To be done: Check each line below for "شهری" and report how many have it, nothing else.

========================================

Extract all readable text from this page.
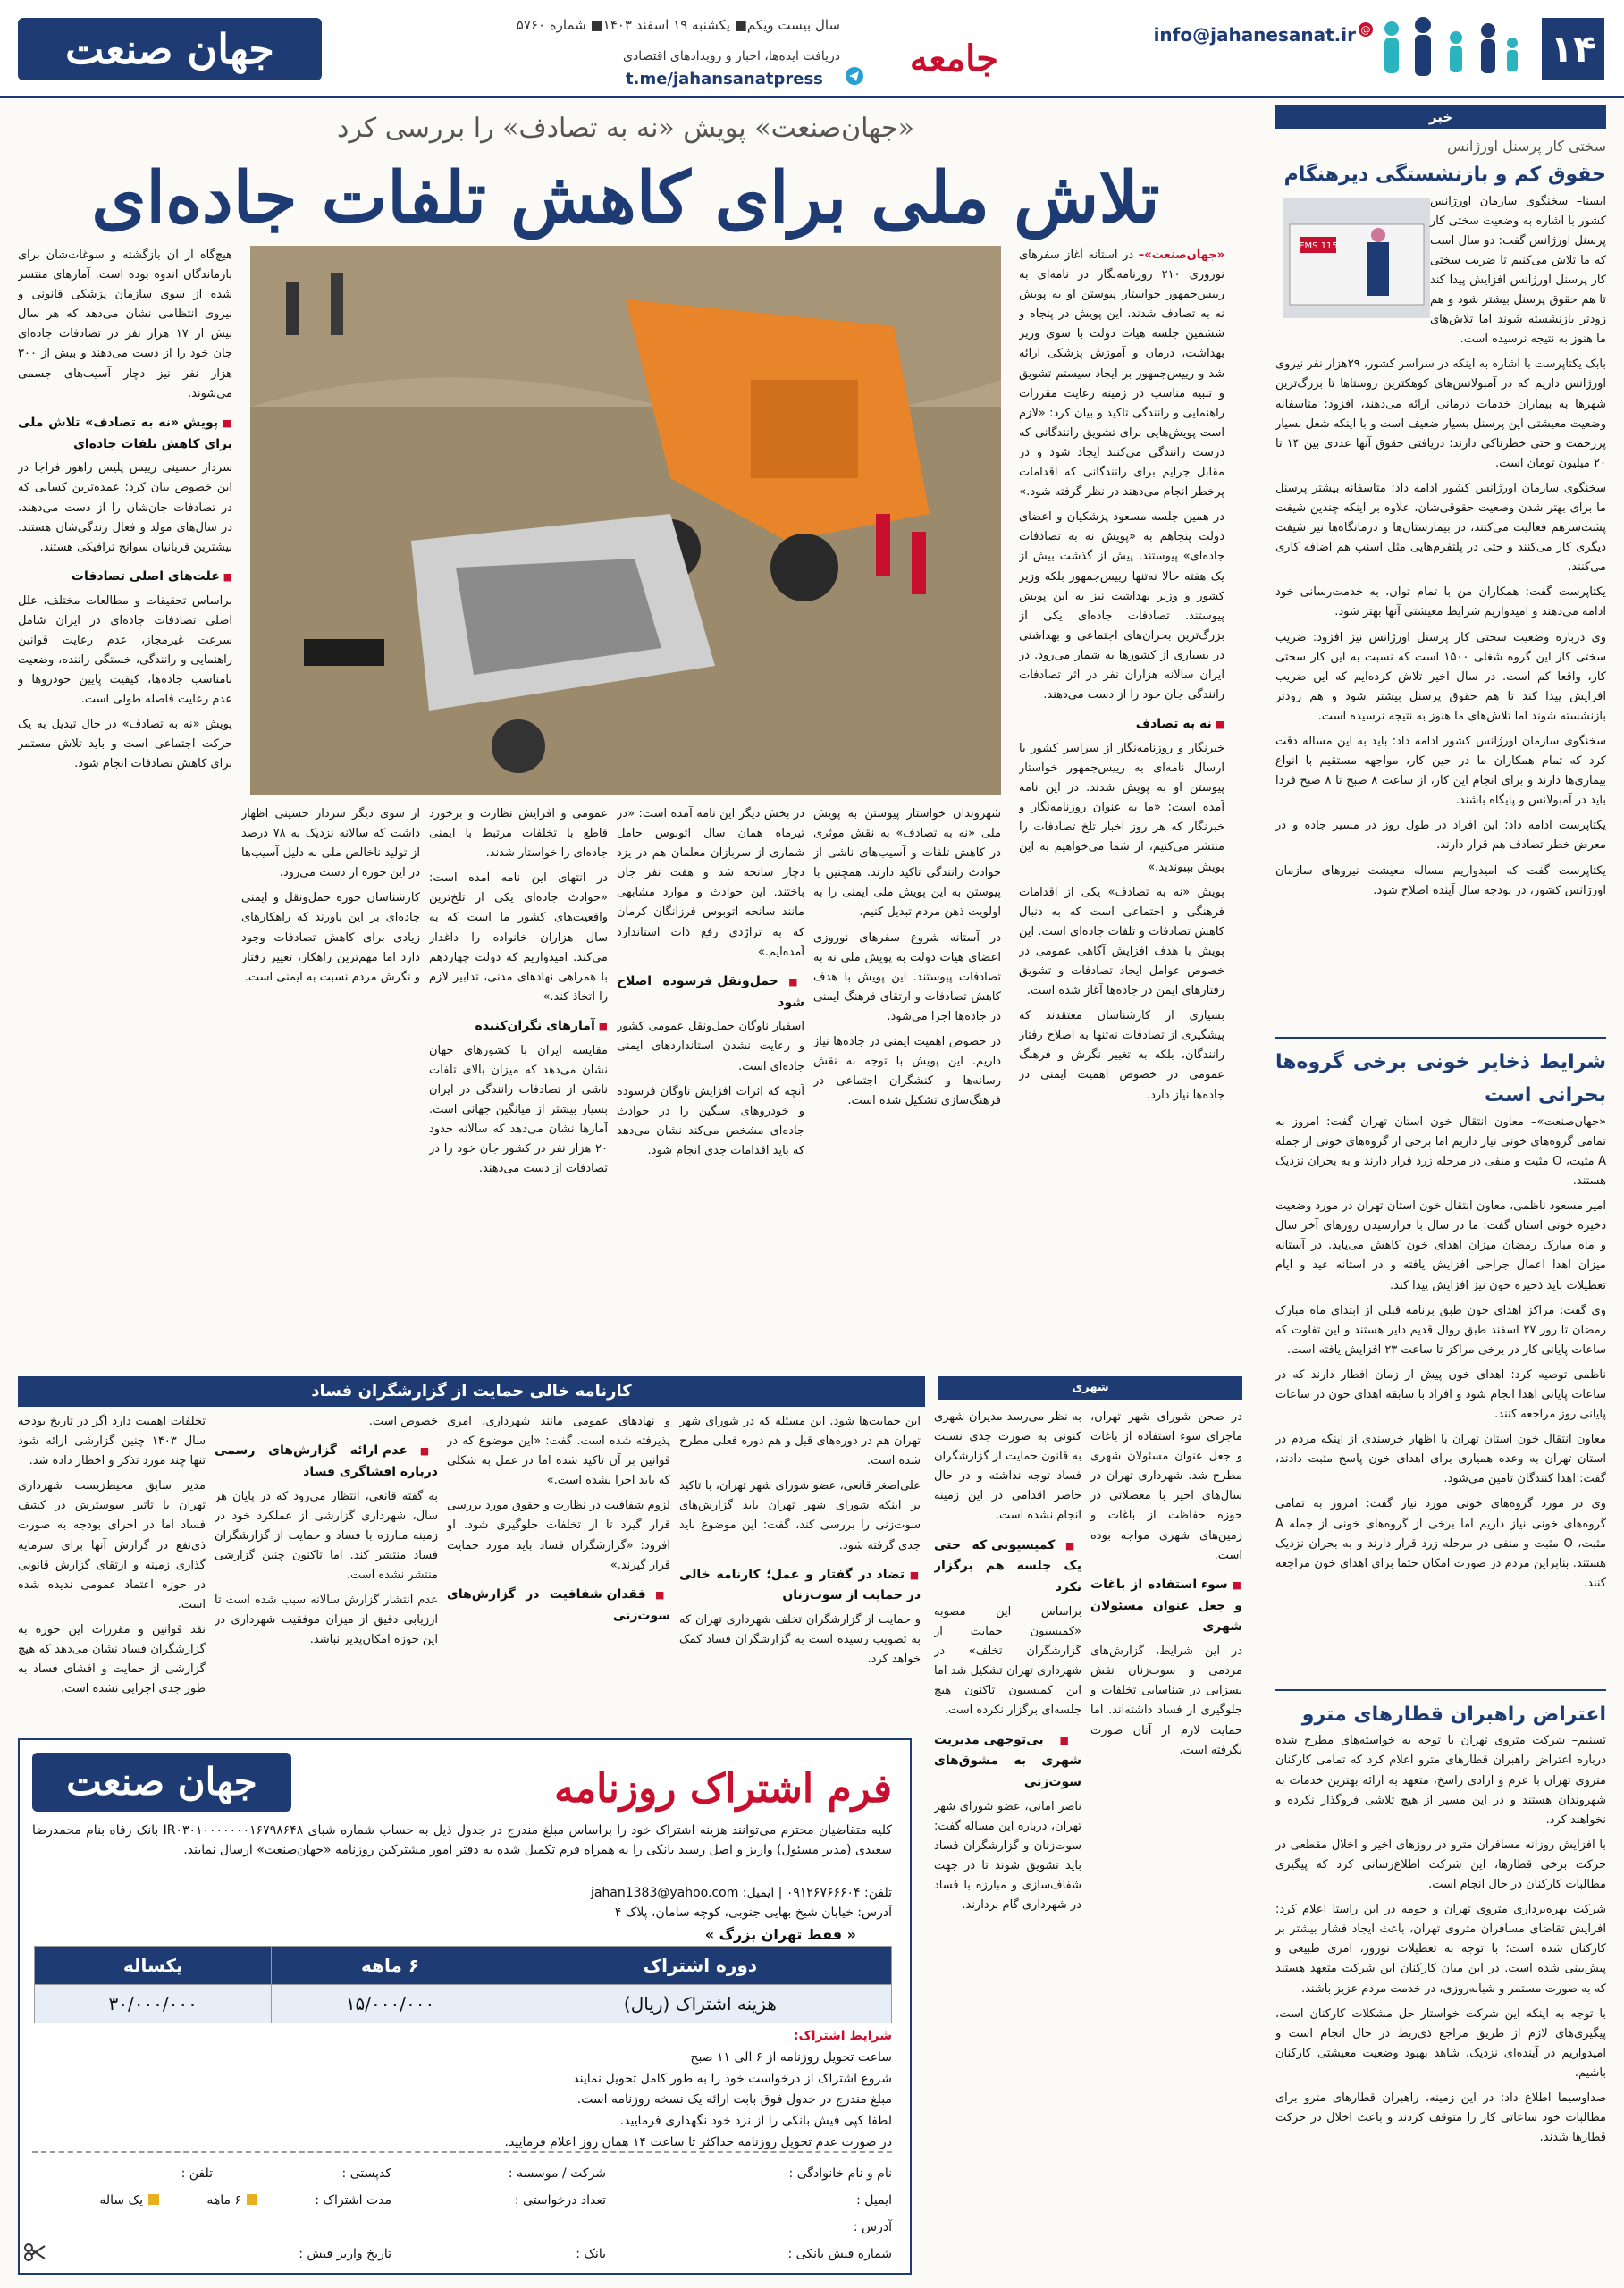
۱۴
info@jahanesanat.ir @
جامعه
جهان صنعت	سال بیست ویکم■ یکشنبه ۱۹ اسفند ۱۴۰۳■ شماره ۵۷۶۰
دریافت ایده‌ها، اخبار و رویدادهای اقتصادی
t.me/jahansanatpress
خبر
سختی کار پرسنل اورژانس
حقوق کم و بازنشستگی دیرهنگام
EMS 115

ایسنا– سخنگوی سازمان اورژانس کشور با اشاره به وضعیت سختی کار پرسنل اورژانس گفت: دو سال است که ما تلاش می‌کنیم تا ضریب سختی کار پرسنل اورژانس افزایش پیدا کند تا هم حقوق پرسنل بیشتر شود و هم زودتر بازنشسته شوند اما تلاش‌های ما هنوز به نتیجه نرسیده است.

بابک یکتاپرست با اشاره به اینکه در سراسر کشور، ۲۹هزار نفر نیروی اورژانس داریم که در آمبولانس‌های کوهکترین روستاها تا بزرگ‌ترین شهرها به بیماران خدمات درمانی ارائه می‌دهند، افزود: متاسفانه وضعیت معیشتی این پرسنل بسیار ضعیف است و با اینکه شغل بسیار پرزحمت و حتی خطرناکی دارند؛ دریافتی حقوق آنها عددی بین ۱۴ تا ۲۰ میلیون تومان است.

سخنگوی سازمان اورژانس کشور ادامه داد: متاسفانه بیشتر پرسنل ما برای بهتر شدن وضعیت حقوقی‌شان، علاوه بر اینکه چندین شیفت پشت‌سرهم فعالیت می‌کنند، در بیمارستان‌ها و درمانگاه‌ها نیز شیفت دیگری کار می‌کنند و حتی در پلتفرم‌هایی مثل اسنپ هم اضافه کاری می‌کنند.

یکتاپرست گفت: همکاران من با تمام توان، به خدمت‌رسانی خود ادامه می‌دهند و امیدواریم شرایط معیشتی آنها بهتر شود.

وی درباره وضعیت سختی کار پرسنل اورژانس نیز افزود: ضریب سختی کار این گروه شغلی ۱۵۰۰ است که نسبت به این کار سختی کار، واقعا کم است. در سال اخیر تلاش کرده‌ایم که این ضریب افزایش پیدا کند تا هم حقوق پرسنل بیشتر شود و هم زودتر بازنشسته شوند اما تلاش‌های ما هنوز به نتیجه نرسیده است.

سخنگوی سازمان اورژانس کشور ادامه داد: باید به این مساله دقت کرد که تمام همکاران ما در حین کار، مواجهه مستقیم با انواع بیماری‌ها دارند و برای انجام این کار، از ساعت ۸ صبح تا ۸ صبح فردا باید در آمبولانس و پایگاه باشند.

یکتاپرست ادامه داد: این افراد در طول روز در مسیر جاده و در معرض خطر تصادف هم قرار دارند.

یکتاپرست گفت که امیدواریم مساله معیشت نیروهای سازمان اورژانس کشور، در بودجه سال آینده اصلاح شود.

شرایط ذخایر خونی برخی گروه‌ها بحرانی است

«جهان‌صنعت»– معاون انتقال خون استان تهران گفت: امروز به تمامی گروه‌های خونی نیاز داریم اما برخی از گروه‌های خونی از جمله A مثبت، O مثبت و منفی در مرحله زرد قرار دارند و به بحران نزدیک هستند.

امیر مسعود ناظمی، معاون انتقال خون استان تهران در مورد وضعیت ذخیره خونی استان گفت: ما در سال با فرارسیدن روزهای آخر سال و ماه مبارک رمضان میزان اهدای خون کاهش می‌یابد. در آستانه میزان اهدا اعمال جراحی افزایش یافته و در آستانه عید و ایام تعطیلات باید ذخیره خون نیز افزایش پیدا کند.

وی گفت: مراکز اهدای خون طبق برنامه قبلی از ابتدای ماه مبارک رمضان تا روز ۲۷ اسفند طبق روال قدیم دایر هستند و این تفاوت که ساعات پایانی کار در برخی مراکز تا ساعت ۲۳ افزایش یافته است.

ناظمی توصیه کرد: اهدای خون پیش از زمان افطار دارند که در ساعات پایانی اهدا انجام شود و افراد با سابقه اهدای خون در ساعات پایانی روز مراجعه کنند.

معاون انتقال خون استان تهران با اظهار خرسندی از اینکه مردم در استان تهران به وعده همیاری برای اهدای خون پاسخ مثبت دادند، گفت: اهدا کنندگان تامین می‌شود.

وی در مورد گروه‌های خونی مورد نیاز گفت: امروز به تمامی گروه‌های خونی نیاز داریم اما برخی از گروه‌های خونی از جمله A مثبت، O مثبت و منفی در مرحله زرد قرار دارند و به بحران نزدیک هستند. بنابراین مردم در صورت امکان حتما برای اهدای خون مراجعه کنند.

اعتراض راهبران قطارهای مترو

تسنیم– شرکت متروی تهران با توجه به خواسته‌های مطرح شده درباره اعتراض راهبران قطارهای مترو اعلام کرد که تمامی کارکنان متروی تهران با عزم و ارادی راسخ، متعهد به ارائه بهترین خدمات به شهروندان هستند و در این مسیر از هیچ تلاشی فروگذار نکرده و نخواهند کرد.

با افزایش روزانه مسافران مترو در روزهای اخیر و اخلال مقطعی در حرکت برخی قطارها، این شرکت اطلاع‌رسانی کرد که پیگیری مطالبات کارکنان در حال انجام است.

شرکت بهره‌برداری متروی تهران و حومه در این راستا اعلام کرد: افزایش تقاضای مسافران متروی تهران، باعث ایجاد فشار بیشتر بر کارکنان شده است؛ با توجه به تعطیلات نوروز، امری طبیعی و پیش‌بینی شده است. در این میان کارکنان این شرکت متعهد هستند که به صورت مستمر و شبانه‌روزی، در خدمت مردم عزیز باشند.

با توجه به اینکه این شرکت خواستار حل مشکلات کارکنان است، پیگیری‌های لازم از طریق مراجع ذی‌ربط در حال انجام است و امیدواریم در آینده‌ای نزدیک، شاهد بهبود وضعیت معیشتی کارکنان باشیم.

صداوسیما اطلاع داد: در این زمینه، راهبران قطارهای مترو برای مطالبات خود ساعاتی کار را متوقف کردند و باعث اخلال در حرکت قطارها شدند.

«جهان‌صنعت» پویش «نه به تصادف» را بررسی کرد
تلاش ملی برای کاهش تلفات جاده‌ای

«جهان‌صنعت»– در استانه آغاز سفرهای نوروزی ۲۱۰ روزنامه‌نگار در نامه‌ای به رییس‌جمهور خواستار پیوستن او به پویش نه به تصادف شدند. این پویش در پنجاه و ششمین جلسه هیات دولت با سوی وزیر بهداشت، درمان و آموزش پزشکی ارائه شد و رییس‌جمهور بر ایجاد سیستم تشویق و تنبیه مناسب در زمینه رعایت مقررات راهنمایی و رانندگی تاکید و بیان کرد: «لازم است پویش‌هایی برای تشویق رانندگانی که درست رانندگی می‌کنند ایجاد شود و در مقابل جرایم برای رانندگانی که اقدامات پرخطر انجام می‌دهند در نظر گرفته شود.»

در همین جلسه مسعود پزشکیان و اعضای دولت پنجاهم به «پویش نه به تصادفات جاده‌ای» پیوستند. پیش از گذشت بیش از یک هفته حالا نه‌تنها رییس‌جمهور بلکه وزیر کشور و وزیر بهداشت نیز به این پویش پیوستند. تصادفات جاده‌ای یکی از بزرگ‌ترین بحران‌های اجتماعی و بهداشتی در بسیاری از کشورها به شمار می‌رود. در ایران سالانه هزاران نفر در اثر تصادفات رانندگی جان خود را از دست می‌دهند.

■ نه به تصادف

خبرنگار و روزنامه‌نگار از سراسر کشور با ارسال نامه‌ای به رییس‌جمهور خواستار پیوستن او به پویش شدند. در این نامه آمده است: «ما به عنوان روزنامه‌نگار و خبرنگار که هر روز اخبار تلخ تصادفات را منتشر می‌کنیم، از شما می‌خواهیم به این پویش بپیوندید.»

پویش «نه به تصادف» یکی از اقدامات فرهنگی و اجتماعی است که به دنبال کاهش تصادفات و تلفات جاده‌ای است. این پویش با هدف افزایش آگاهی عمومی در خصوص عوامل ایجاد تصادفات و تشویق رفتارهای ایمن در جاده‌ها آغاز شده است.

بسیاری از کارشناسان معتقدند که پیشگیری از تصادفات نه‌تنها به اصلاح رفتار رانندگان، بلکه به تغییر نگرش و فرهنگ عمومی در خصوص اهمیت ایمنی در جاده‌ها نیاز دارد.

شهروندان خواستار پیوستن به پویش ملی «نه به تصادف» به نقش موثری در کاهش تلفات و آسیب‌های ناشی از حوادث رانندگی تاکید دارند. همچنین با پیوستن به این پویش ملی ایمنی را به اولویت ذهن مردم تبدیل کنیم.

در آستانه شروع سفرهای نوروزی اعضای هیات دولت به پویش ملی نه به تصادفات پیوستند. این پویش با هدف کاهش تصادفات و ارتقای فرهنگ ایمنی در جاده‌ها اجرا می‌شود.

در خصوص اهمیت ایمنی در جاده‌ها نیاز داریم. این پویش با توجه به نقش رسانه‌ها و کنشگران اجتماعی در فرهنگ‌سازی تشکیل شده است.

در بخش دیگر این نامه آمده است: «در تیرماه همان سال اتوبوس حامل شماری از سربازان معلمان هم در یزد دچار سانحه شد و هفت نفر جان باختند. این حوادث و موارد مشابهی مانند سانحه اتوبوس فرزانگان کرمان که به تراژدی رفع ذات استاندارد آمده‌ایم.»

■ حمل‌ونقل فرسوده اصلاح شود

اسفبار ناوگان حمل‌ونقل عمومی کشور و رعایت نشدن استانداردهای ایمنی جاده‌ای است.

آنچه که اثرات افزایش ناوگان فرسوده و خودروهای سنگین را در حوادث جاده‌ای مشخص می‌کند نشان می‌دهد که باید اقدامات جدی انجام شود.

عمومی و افزایش نظارت و برخورد قاطع با تخلفات مرتبط با ایمنی جاده‌ای را خواستار شدند.

در انتهای این نامه آمده است: «حوادث جاده‌ای یکی از تلخ‌ترین واقعیت‌های کشور ما است که به سال هزاران خانواده را داغدار می‌کند. امیدواریم که دولت چهاردهم با همراهی نهادهای مدنی، تدابیر لازم را اتخاذ کند.»

■ آمارهای نگران‌کننده

مقایسه ایران با کشورهای جهان نشان می‌دهد که میزان بالای تلفات ناشی از تصادفات رانندگی در ایران بسیار بیشتر از میانگین جهانی است. آمارها نشان می‌دهد که سالانه حدود ۲۰ هزار نفر در کشور جان خود را در تصادفات از دست می‌دهند.

از سوی دیگر سردار حسینی اظهار داشت که سالانه نزدیک به ۷۸ درصد از تولید ناخالص ملی به دلیل آسیب‌ها در این حوزه از دست می‌رود.

کارشناسان حوزه حمل‌ونقل و ایمنی جاده‌ای بر این باورند که راهکارهای زیادی برای کاهش تصادفات وجود دارد اما مهم‌ترین راهکار، تغییر رفتار و نگرش مردم نسبت به ایمنی است.

هیچ‌گاه از آن بازگشته و سوغات‌شان برای بازماندگان اندوه بوده است. آمارهای منتشر شده از سوی سازمان پزشکی قانونی و نیروی انتظامی نشان می‌دهد که هر سال بیش از ۱۷ هزار نفر در تصادفات جاده‌ای جان خود را از دست می‌دهند و بیش از ۳۰۰ هزار نفر نیز دچار آسیب‌های جسمی می‌شوند.

■ پویش «نه به تصادف» تلاش ملی برای کاهش تلفات جاده‌ای

سردار حسینی رییس پلیس راهور فراجا در این خصوص بیان کرد: عمده‌ترین کسانی که در تصادفات جان‌شان را از دست می‌دهند، در سال‌های مولد و فعال زندگی‌شان هستند. بیشترین قربانیان سوانح ترافیکی هستند.

■ علت‌های اصلی تصادفات

براساس تحقیقات و مطالعات مختلف، علل اصلی تصادفات جاده‌ای در ایران شامل سرعت غیرمجاز، عدم رعایت قوانین راهنمایی و رانندگی، خستگی راننده، وضعیت نامناسب جاده‌ها، کیفیت پایین خودروها و عدم رعایت فاصله طولی است.

پویش «نه به تصادف» در حال تبدیل به یک حرکت اجتماعی است و باید تلاش مستمر برای کاهش تصادفات انجام شود.

کارنامه خالی حمایت از گزارشگران فساد	شهری

تخلفات اهمیت دارد اگر در تاریخ بودجه سال ۱۴۰۳ چنین گزارشی ارائه شود تنها چند مورد تذکر و اخطار داده شد.

مدیر سابق محیط‌زیست شهرداری تهران با تاثیر سوسترش در کشف فساد اما در اجرای بودجه به صورت ذی‌نفع در گزارش آنها برای سرمایه گذاری زمینه و ارتقای گزارش قانونی در حوزه اعتماد عمومی ندیده شده است.

نقد قوانین و مقررات این حوزه به گزارشگران فساد نشان می‌دهد که هیچ گزارشی از حمایت و افشای فساد به طور جدی اجرایی نشده است.

خصوص است.

■ عدم ارائه گزارش‌های رسمی درباره افشاگری فساد

به گفته قانعی، انتظار می‌رود که در پایان هر سال، شهرداری گزارشی از عملکرد خود در زمینه مبارزه با فساد و حمایت از گزارشگران فساد منتشر کند. اما تاکنون چنین گزارشی منتشر نشده است.

عدم انتشار گزارش سالانه سبب شده است تا ارزیابی دقیق از میزان موفقیت شهرداری در این حوزه امکان‌پذیر نباشد.

و نهادهای عمومی مانند شهرداری، امری پذیرفته شده است. گفت: «این موضوع که در قوانین بر آن تاکید شده اما در عمل به شکلی که باید اجرا نشده است.»

لزوم شفافیت در نظارت و حقوق مورد بررسی قرار گیرد تا از تخلفات جلوگیری شود. او افزود: «گزارشگران فساد باید مورد حمایت قرار گیرند.»

■ فقدان شفافیت در گزارش‌های سوت‌زنی

این حمایت‌ها شود. این مسئله که در شورای شهر تهران هم در دوره‌های قبل و هم دوره فعلی مطرح شده است.

علی‌اصغر قانعی، عضو شورای شهر تهران، با تاکید بر اینکه شورای شهر تهران باید گزارش‌های سوت‌زنی را بررسی کند، گفت: این موضوع باید جدی گرفته شود.

■ تضاد در گفتار و عمل؛ کارنامه خالی در حمایت از سوت‌زنان

و حمایت از گزارشگران تخلف شهرداری تهران که به تصویب رسیده است به گزارشگران فساد کمک خواهد کرد.

به نظر می‌رسد مدیران شهری کنونی به صورت جدی نسبت به قانون حمایت از گزارشگران فساد توجه نداشته و در حال حاضر اقدامی در این زمینه انجام نشده است.

■ کمیسیونی که حتی یک جلسه هم برگزار نکرد

براساس این مصوبه «کمیسیون حمایت از گزارشگران تخلف» در شهرداری تهران تشکیل شد اما این کمیسیون تاکنون هیچ جلسه‌ای برگزار نکرده است.

■ بی‌توجهی مدیریت شهری به مشوق‌های سوت‌زنی

ناصر امانی، عضو شورای شهر تهران، درباره این مساله گفت: سوت‌زنان و گزارشگران فساد باید تشویق شوند تا در جهت شفاف‌سازی و مبارزه با فساد در شهرداری گام بردارند.

در صحن شورای شهر تهران، ماجرای سوء استفاده از باغات و جعل عنوان مسئولان شهری مطرح شد. شهرداری تهران در سال‌های اخیر با معضلاتی در حوزه حفاظت از باغات و زمین‌های شهری مواجه بوده است.

■ سوء استفاده از باغات و جعل عنوان مسئولان شهری

در این شرایط، گزارش‌های مردمی و سوت‌زنان نقش بسزایی در شناسایی تخلفات و جلوگیری از فساد داشته‌اند. اما حمایت لازم از آنان صورت نگرفته است.

جهان صنعت	فرم اشتراک روزنامه
کلیه متقاضیان محترم می‌توانند هزینه اشتراک خود را براساس مبلغ مندرج در جدول ذیل به حساب شماره شبای IR۰۳۰۱۰۰۰۰۰۰۰۱۶۷۹۸۶۴۸ بانک رفاه بنام محمدرضا سعیدی (مدیر مسئول) واریز و اصل رسید بانکی را به همراه فرم تکمیل شده به دفتر امور مشترکین روزنامه «جهان‌صنعت» ارسال نمایند.
تلفن: ۰۹۱۲۶۷۶۶۶۰۴ | ایمیل: jahan1383@yahoo.com
آدرس: خیابان شیخ بهایی جنوبی، کوچه سامان، پلاک ۴
« فقط تهران بزرگ »
دوره اشتراک	۶ ماهه	یکساله
هزینه اشتراک (ریال)	۱۵/۰۰۰/۰۰۰	۳۰/۰۰۰/۰۰۰
شرایط اشتراک:
ساعت تحویل روزنامه از ۶ الی ۱۱ صبح
شروع اشتراک از درخواست خود را به طور کامل تحویل نمایند
مبلغ مندرج در جدول فوق بابت ارائه یک نسخه روزنامه است.
لطفا کپی فیش بانکی را از نزد خود نگهداری فرمایید.
در صورت عدم تحویل روزنامه حداکثر تا ساعت ۱۴ همان روز اعلام فرمایید.
نام و نام خانوادگی :
شرکت / موسسه :
کدپستی :
تلفن :
ایمیل :
تعداد درخواستی :
مدت اشتراک :
۶ ماهه
یک ساله
آدرس :
شماره فیش بانکی :
بانک :
تاریخ واریز فیش :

========================================

Complete output: 5